[Records from a data collection]
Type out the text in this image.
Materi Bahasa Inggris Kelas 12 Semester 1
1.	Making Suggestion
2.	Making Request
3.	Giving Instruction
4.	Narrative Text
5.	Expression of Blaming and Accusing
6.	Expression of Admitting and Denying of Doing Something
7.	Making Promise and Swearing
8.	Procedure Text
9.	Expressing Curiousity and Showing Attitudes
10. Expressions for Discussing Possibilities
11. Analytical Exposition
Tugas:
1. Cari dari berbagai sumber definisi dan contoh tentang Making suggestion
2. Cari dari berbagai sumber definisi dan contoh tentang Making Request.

---

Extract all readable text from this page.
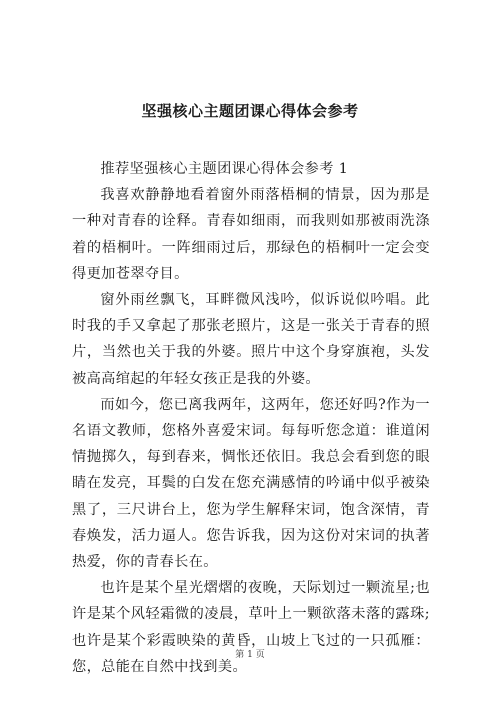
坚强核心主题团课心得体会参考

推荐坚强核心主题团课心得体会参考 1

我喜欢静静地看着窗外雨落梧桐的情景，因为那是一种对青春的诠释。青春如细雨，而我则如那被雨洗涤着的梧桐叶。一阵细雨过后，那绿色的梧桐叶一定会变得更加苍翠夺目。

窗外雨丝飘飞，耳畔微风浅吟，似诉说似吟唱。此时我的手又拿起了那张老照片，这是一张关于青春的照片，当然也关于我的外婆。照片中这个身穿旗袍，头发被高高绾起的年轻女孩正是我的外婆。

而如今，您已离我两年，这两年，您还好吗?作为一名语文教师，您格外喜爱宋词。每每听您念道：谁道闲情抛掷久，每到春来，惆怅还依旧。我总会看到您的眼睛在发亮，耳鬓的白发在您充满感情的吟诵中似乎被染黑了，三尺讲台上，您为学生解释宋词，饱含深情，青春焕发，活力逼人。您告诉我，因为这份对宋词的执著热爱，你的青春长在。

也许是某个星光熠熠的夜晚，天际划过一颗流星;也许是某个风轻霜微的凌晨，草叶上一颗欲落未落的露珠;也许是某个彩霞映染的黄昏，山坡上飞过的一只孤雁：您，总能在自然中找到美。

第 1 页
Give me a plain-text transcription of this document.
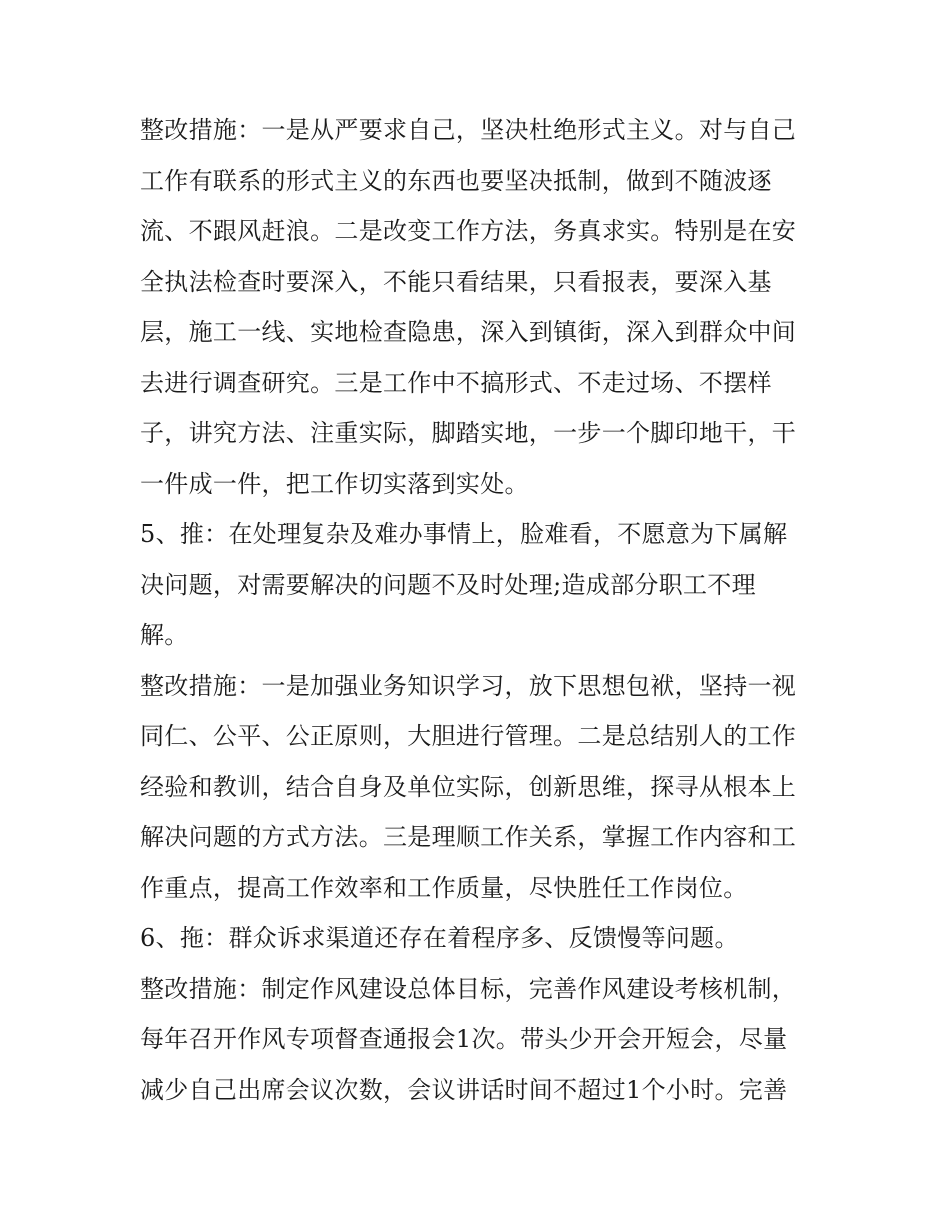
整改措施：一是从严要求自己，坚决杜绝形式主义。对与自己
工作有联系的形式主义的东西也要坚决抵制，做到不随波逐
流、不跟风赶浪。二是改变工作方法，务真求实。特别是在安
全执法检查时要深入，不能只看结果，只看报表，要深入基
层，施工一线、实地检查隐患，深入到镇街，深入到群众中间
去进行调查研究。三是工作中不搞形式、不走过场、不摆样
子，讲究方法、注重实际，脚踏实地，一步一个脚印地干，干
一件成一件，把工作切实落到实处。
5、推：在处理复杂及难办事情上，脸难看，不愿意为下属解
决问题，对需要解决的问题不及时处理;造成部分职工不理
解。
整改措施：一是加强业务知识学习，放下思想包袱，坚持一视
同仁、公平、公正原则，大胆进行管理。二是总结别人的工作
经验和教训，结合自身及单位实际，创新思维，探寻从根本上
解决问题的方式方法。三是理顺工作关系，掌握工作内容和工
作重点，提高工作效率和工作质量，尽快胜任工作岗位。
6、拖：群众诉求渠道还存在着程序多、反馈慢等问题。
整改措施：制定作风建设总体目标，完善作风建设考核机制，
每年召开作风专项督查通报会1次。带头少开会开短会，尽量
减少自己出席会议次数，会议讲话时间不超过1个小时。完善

[Instructions for the task] Pull out each line holding the string "berbagai".

[Task response]
1. Cari dari berbagai sumber definisi dan contoh tentang Making suggestion
2. Cari dari berbagai sumber definisi dan contoh tentang Making Request.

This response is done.